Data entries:
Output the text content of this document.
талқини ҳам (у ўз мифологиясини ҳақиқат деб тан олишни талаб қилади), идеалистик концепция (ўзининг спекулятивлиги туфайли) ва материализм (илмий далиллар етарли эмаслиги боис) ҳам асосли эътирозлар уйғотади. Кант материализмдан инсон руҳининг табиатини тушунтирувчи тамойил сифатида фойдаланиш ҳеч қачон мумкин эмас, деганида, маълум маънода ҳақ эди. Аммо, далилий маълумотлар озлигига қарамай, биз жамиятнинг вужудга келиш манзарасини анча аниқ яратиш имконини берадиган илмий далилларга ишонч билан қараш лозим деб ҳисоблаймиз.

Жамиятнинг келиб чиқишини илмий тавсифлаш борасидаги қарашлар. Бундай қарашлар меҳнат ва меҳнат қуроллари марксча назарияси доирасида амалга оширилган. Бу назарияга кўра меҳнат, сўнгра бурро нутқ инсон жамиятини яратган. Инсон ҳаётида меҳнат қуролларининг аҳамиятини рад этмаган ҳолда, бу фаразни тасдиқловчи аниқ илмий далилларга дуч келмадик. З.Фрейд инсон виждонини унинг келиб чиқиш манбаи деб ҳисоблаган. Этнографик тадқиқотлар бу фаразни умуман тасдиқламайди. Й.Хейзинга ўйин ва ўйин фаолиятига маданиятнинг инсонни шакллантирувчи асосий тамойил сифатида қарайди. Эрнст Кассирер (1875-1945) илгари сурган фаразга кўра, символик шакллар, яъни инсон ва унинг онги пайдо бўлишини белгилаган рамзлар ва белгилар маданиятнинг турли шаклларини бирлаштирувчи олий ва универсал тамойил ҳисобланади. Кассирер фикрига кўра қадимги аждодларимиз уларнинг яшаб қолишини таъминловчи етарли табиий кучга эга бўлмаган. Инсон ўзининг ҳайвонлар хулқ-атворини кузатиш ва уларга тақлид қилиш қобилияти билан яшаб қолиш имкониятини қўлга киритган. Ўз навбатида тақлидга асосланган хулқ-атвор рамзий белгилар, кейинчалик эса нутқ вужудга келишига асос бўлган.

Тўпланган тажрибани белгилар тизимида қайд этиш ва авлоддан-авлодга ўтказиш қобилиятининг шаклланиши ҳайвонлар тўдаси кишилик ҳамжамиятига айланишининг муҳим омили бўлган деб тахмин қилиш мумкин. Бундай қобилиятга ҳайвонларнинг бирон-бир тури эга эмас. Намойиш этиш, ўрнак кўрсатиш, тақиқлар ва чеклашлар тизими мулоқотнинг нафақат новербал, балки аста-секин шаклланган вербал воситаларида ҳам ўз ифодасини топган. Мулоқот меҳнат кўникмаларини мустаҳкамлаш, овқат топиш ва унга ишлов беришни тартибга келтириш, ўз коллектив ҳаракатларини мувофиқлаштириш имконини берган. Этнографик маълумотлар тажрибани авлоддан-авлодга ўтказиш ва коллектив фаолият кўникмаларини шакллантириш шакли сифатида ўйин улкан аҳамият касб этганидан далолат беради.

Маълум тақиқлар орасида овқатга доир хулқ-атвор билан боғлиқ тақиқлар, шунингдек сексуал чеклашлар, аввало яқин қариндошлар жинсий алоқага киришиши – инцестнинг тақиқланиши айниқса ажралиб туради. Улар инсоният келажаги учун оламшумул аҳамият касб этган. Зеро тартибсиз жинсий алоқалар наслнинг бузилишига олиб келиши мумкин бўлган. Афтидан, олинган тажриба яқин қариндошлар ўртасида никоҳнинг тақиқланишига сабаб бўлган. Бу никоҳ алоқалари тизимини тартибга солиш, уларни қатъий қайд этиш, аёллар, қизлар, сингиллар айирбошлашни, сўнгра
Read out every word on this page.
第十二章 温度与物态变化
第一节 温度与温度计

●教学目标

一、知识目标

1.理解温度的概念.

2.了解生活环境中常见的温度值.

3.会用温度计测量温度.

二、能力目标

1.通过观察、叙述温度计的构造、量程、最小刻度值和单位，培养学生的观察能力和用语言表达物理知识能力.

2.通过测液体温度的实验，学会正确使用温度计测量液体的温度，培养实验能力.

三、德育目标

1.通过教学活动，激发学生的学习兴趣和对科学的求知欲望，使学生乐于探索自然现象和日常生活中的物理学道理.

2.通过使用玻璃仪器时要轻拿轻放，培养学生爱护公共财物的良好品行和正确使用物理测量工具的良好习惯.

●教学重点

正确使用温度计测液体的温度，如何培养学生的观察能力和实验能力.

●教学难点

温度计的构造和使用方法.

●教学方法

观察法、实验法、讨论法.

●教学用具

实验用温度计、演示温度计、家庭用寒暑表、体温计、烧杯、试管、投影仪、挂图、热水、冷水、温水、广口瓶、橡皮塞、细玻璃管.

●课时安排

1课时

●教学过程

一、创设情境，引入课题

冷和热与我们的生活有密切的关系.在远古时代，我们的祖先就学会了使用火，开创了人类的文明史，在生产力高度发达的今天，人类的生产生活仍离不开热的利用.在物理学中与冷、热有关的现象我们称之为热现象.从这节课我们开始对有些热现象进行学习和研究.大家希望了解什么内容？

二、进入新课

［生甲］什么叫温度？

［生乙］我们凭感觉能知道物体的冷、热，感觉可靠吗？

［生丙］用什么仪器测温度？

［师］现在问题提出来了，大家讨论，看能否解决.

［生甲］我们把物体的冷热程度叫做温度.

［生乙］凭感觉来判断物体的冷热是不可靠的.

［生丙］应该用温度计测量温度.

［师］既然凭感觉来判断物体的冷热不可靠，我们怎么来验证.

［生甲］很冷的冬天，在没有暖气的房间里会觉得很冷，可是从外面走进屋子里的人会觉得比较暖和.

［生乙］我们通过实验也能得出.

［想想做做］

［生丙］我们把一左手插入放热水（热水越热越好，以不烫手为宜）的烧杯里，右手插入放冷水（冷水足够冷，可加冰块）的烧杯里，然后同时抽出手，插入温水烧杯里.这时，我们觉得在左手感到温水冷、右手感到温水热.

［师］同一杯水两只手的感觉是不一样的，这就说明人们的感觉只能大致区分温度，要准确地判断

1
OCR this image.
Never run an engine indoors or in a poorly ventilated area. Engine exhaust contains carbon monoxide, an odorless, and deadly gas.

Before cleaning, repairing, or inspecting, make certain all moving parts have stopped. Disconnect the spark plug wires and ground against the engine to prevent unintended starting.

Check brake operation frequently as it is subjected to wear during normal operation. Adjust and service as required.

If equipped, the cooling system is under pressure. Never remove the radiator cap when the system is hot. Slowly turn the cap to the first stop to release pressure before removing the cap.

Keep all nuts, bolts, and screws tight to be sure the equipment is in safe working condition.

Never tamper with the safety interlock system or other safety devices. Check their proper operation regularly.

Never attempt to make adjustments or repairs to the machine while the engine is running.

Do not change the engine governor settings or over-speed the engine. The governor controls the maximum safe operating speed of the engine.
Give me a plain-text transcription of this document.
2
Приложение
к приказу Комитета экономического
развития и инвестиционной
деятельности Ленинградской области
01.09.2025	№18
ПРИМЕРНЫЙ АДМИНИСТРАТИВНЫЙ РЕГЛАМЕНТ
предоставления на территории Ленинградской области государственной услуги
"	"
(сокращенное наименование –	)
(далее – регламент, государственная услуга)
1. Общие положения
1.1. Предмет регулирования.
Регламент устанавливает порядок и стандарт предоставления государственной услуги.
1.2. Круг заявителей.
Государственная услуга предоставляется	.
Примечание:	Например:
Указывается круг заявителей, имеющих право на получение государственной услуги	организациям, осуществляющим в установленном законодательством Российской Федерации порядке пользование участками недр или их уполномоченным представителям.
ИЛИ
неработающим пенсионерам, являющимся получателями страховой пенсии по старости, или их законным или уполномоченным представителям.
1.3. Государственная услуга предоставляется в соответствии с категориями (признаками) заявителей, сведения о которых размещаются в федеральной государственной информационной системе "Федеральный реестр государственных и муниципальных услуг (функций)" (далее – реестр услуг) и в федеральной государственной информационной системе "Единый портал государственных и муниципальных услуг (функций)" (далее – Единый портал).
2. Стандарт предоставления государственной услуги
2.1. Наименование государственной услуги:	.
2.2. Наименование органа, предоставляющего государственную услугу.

▸ What to produce: Search the entries for the word "Ленинградской" and copy every line that has it.

▸ Task solution:
деятельности Ленинградской области
предоставления на территории Ленинградской области государственной услуги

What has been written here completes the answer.